● **WHAT IS EXPECTED**:
Scan the material and copy every line in which "suceso" appears.

● **SUPPLIED ENTRIES**:

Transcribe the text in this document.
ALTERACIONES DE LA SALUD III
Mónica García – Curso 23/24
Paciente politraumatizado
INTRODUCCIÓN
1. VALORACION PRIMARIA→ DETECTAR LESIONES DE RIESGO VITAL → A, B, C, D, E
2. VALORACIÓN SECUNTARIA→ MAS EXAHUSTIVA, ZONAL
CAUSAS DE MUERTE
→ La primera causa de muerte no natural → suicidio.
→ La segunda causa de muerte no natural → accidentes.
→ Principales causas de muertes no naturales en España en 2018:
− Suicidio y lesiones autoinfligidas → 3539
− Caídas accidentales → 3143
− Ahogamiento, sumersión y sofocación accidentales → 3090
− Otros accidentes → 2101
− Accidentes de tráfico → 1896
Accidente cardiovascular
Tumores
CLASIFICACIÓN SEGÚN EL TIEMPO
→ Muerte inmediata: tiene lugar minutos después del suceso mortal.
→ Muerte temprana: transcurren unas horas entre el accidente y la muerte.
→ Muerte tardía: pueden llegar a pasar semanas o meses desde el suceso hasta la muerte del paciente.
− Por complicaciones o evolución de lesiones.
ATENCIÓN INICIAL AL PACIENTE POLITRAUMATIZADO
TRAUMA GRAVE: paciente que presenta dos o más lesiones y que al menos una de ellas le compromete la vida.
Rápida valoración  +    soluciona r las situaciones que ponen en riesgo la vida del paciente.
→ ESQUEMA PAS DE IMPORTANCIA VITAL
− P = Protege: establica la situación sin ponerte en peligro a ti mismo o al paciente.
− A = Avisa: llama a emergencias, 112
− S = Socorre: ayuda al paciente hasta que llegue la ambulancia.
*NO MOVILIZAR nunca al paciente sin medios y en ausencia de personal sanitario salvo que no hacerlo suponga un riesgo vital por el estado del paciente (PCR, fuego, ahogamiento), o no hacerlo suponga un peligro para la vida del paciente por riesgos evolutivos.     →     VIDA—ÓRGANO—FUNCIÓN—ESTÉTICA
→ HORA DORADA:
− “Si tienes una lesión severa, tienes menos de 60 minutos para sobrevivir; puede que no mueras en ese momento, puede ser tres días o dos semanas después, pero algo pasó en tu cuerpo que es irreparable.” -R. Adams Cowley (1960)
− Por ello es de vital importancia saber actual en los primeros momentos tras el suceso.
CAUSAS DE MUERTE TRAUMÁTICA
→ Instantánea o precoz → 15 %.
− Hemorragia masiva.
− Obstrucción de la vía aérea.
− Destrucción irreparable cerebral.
...
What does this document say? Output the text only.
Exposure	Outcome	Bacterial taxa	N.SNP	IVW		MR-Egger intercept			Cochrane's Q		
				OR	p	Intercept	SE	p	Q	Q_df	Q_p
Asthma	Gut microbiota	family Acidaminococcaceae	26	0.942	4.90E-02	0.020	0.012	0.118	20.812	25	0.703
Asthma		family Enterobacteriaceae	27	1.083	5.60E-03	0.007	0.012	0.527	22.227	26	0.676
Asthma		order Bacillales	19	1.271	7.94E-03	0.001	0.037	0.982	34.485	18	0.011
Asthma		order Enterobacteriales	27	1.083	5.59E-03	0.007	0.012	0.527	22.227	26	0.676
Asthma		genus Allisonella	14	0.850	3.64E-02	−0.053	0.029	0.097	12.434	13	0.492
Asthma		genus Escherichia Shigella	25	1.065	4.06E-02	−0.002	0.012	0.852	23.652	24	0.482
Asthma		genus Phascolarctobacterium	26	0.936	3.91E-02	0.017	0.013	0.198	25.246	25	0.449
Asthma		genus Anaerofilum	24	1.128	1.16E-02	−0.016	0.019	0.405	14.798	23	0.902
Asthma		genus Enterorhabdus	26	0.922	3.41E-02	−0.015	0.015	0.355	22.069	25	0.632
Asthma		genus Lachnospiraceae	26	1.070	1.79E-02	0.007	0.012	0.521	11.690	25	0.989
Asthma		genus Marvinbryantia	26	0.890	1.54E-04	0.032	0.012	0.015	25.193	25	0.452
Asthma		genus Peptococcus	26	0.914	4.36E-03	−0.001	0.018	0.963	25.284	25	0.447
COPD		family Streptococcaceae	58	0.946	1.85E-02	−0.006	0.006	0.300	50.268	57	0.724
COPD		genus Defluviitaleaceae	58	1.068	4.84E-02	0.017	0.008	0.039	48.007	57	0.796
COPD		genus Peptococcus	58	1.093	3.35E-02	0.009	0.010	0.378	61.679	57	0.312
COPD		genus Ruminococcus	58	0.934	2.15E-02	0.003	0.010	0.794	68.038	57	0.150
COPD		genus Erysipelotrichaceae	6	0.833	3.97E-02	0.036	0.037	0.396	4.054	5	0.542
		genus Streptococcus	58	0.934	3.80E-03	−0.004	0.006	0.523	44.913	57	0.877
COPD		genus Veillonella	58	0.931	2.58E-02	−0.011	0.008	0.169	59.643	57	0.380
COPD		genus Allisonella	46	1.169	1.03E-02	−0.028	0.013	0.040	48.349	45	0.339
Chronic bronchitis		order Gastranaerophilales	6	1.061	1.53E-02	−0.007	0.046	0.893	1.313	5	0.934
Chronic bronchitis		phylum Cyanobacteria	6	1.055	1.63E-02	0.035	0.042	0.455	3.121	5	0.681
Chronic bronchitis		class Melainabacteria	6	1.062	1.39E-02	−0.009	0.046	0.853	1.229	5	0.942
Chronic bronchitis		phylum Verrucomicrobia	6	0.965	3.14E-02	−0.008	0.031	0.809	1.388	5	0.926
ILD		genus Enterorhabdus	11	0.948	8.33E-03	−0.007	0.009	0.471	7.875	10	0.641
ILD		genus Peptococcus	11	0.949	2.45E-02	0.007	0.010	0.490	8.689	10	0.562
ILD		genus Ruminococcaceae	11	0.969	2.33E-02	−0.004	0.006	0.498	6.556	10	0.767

● **RESPONSE TO THIS TASK**:
→ Muerte inmediata: tiene lugar minutos después del suceso mortal.
→ Muerte tardía: pueden llegar a pasar semanas o meses desde el suceso hasta la muerte del paciente.
− Por ello es de vital importancia saber actual en los primeros momentos tras el suceso.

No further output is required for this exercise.